- TÂCHE À RÉALISER:
Répondez aux questions suivantes à partir du texte de la page :
(a) Quelle série de guides de voyage est citée en exemple ?
(b) Qui dénonce nommément le journalisme parisien dans ses préfaces aux Illusions perdues ?
(c) Selon la dernière phrase, qu'est-ce que la constance et la rectitude permettent de conquérir ?

- TEXTE DE LA PAGE:
Plus la lecture agit sur l'être, imprègne l'être, plus il devient difficile d'en faire une recension claire et organisée, plus elle échappe à la communication verbale et mondaine.
Je crois qu'il faut oser aller plus loin et dire que ce qui vaut pour la lecture - l'on ne peut parler, bien ou mal, que des oeuvres que l'on n'a pas lues; la parole, le commentaire vierges de l'oeuvre n'en sont que plus francs (affranchis) et dé-liés, comme doit l'être une langue dans une bouche - vaut pour le voyage; ce qui vaut pour les yeux du lecteur, vaut pour les pieds du colporteur: les grandes séries commerciales de guides de voyage choisissent des auteurs qui ne se sont jamais rendus dans les pays et contrées visités. C'est par exemple le cas de la série Lonely Planet. Pour parler une langue complice de celle de son auditoire, il importe que le commentateur ne soit point hanté par son sujet, que ses pieds n'aient point quitté son bureau parisien ou new-yorkais climatisé. C'est le ouï-dire qu'il colpotera, et lui seulement: sa parole sera une parole répercutée. C'est la que gît, au fond, la grande traîtrise de l'acte médiatique. Mais cette traîtrise est ancestrale: elle était déjà celle des colporteurs de jadis qui ne rapportaient pas ce que leurs pieds avaient foulé ou leurs regards parcouru, mais bien des récits, des ouï-dires répercutés d'oreille à bouche.
Pour compliquer un peu, il y a les Noms de pays proustiens : les pays n'évoquent poétiquement que de demeurer terra incognita. Une fois visités, ils sont perdus pour l'expérience profonde. En serait-il, alors, de même, de ces livres, comme autant de tombes où se lisent les noms de nos connaissances, et qui, une fois ouverts, et lus, peut-être, n'évoqueraient plus poétiquement, c'est-à-dire, chez Proust, selon la logique de la mémoire involontaire ?
Cher Bruno Chouat, je n'ai pas lu le livre de Bayard, je vais donc pouvoir en parler. C'est le journalisme parisien qui est dénoncé, nommément, par Balzac dans ses préfaces successives aux Illusions perdues et il n'y a semble-t-il aucune ambiguïté là-dessus. Si Bayard avance qu'il est inutile de lire les livres que produit une édition "corrompue" ou mesquine, et bien, il peut paraître abusif d'étayer ce point de vue en empruntant des arguments chez le Balzac des Illusions perdues. Mais de manière générale, le point de vue de Bayard (que j'ai dû voir s'exprimer sur un plateau de télévision il y a quelques temps déjà) me paraît irrecevable: tous trichent, tous mentent, pourquoi, à mon tour, dans ma fonction professorale, ne pas apprendre à imiter les tricheurs, et pis encore, enseigner comment les imiter ? Voilà qui est précisément ce contre quoi s'élevait et écrivait Balzac dans les Illusions perdues:

Au moins apprendra-t-on ici que la constance et la rectitude sont encore plus nécessaires peut-être que le talent pour conquérir une noble et pure renommée.

- DONNÉES DISPONIBLES:
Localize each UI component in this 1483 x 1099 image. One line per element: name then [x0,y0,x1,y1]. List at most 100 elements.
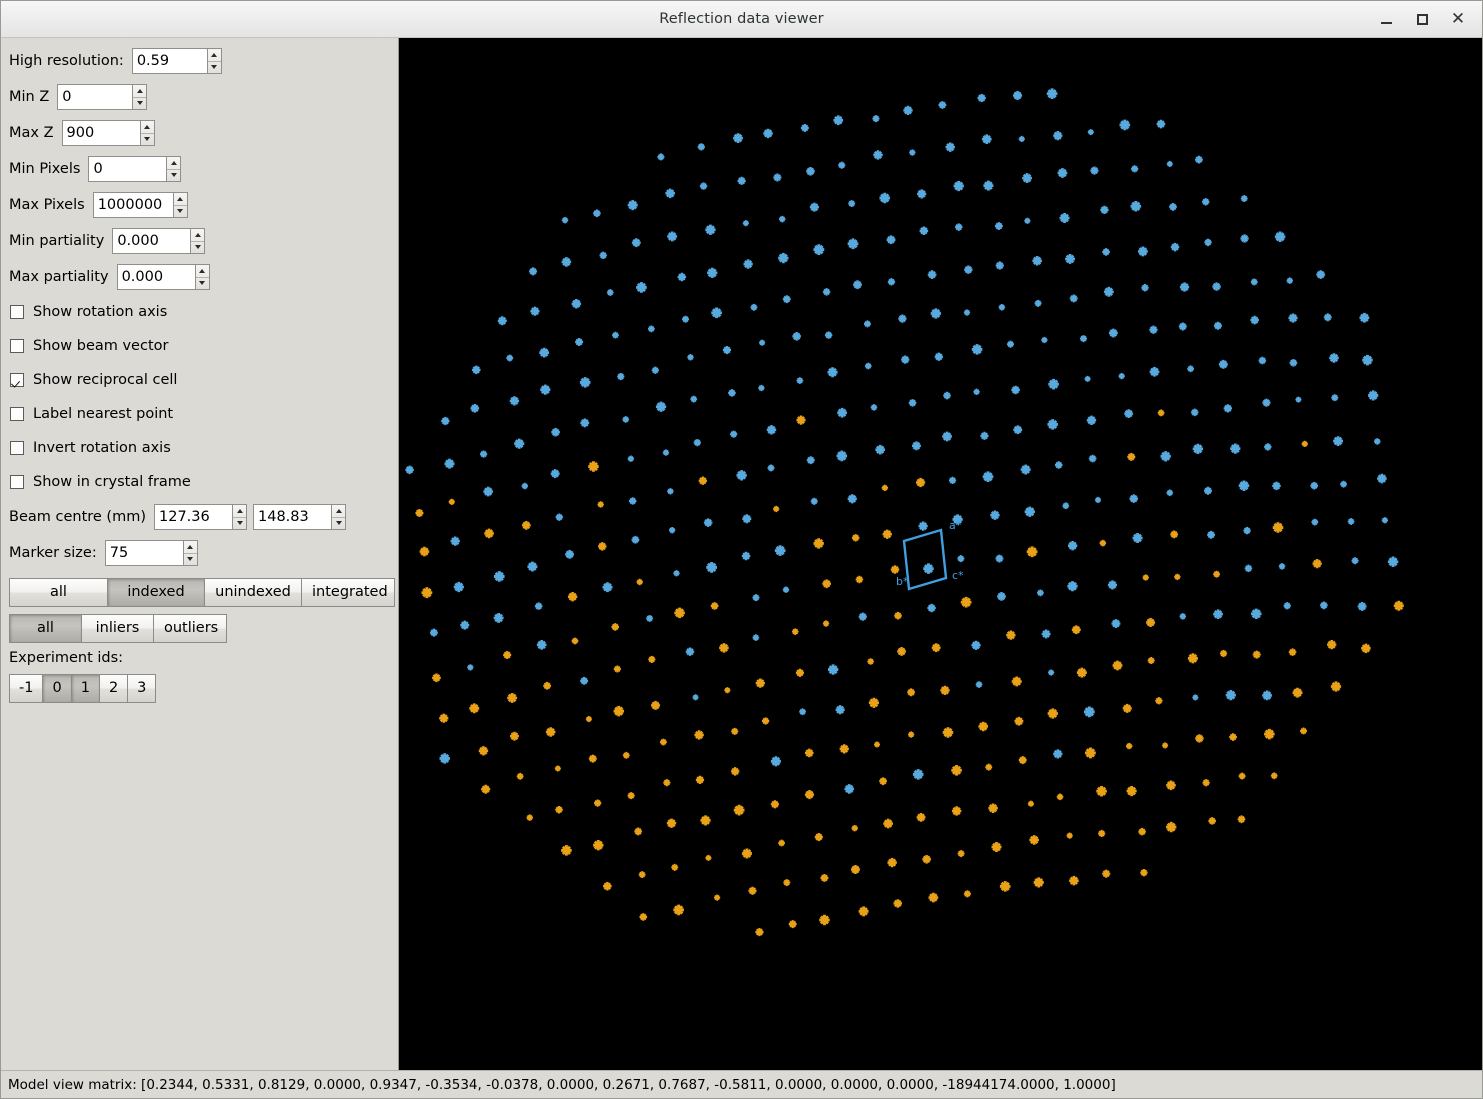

- TÂCHE ACCOMPLIE:
(a) La série Lonely Planet.
(b) Balzac.
(c) Une noble et pure renommée.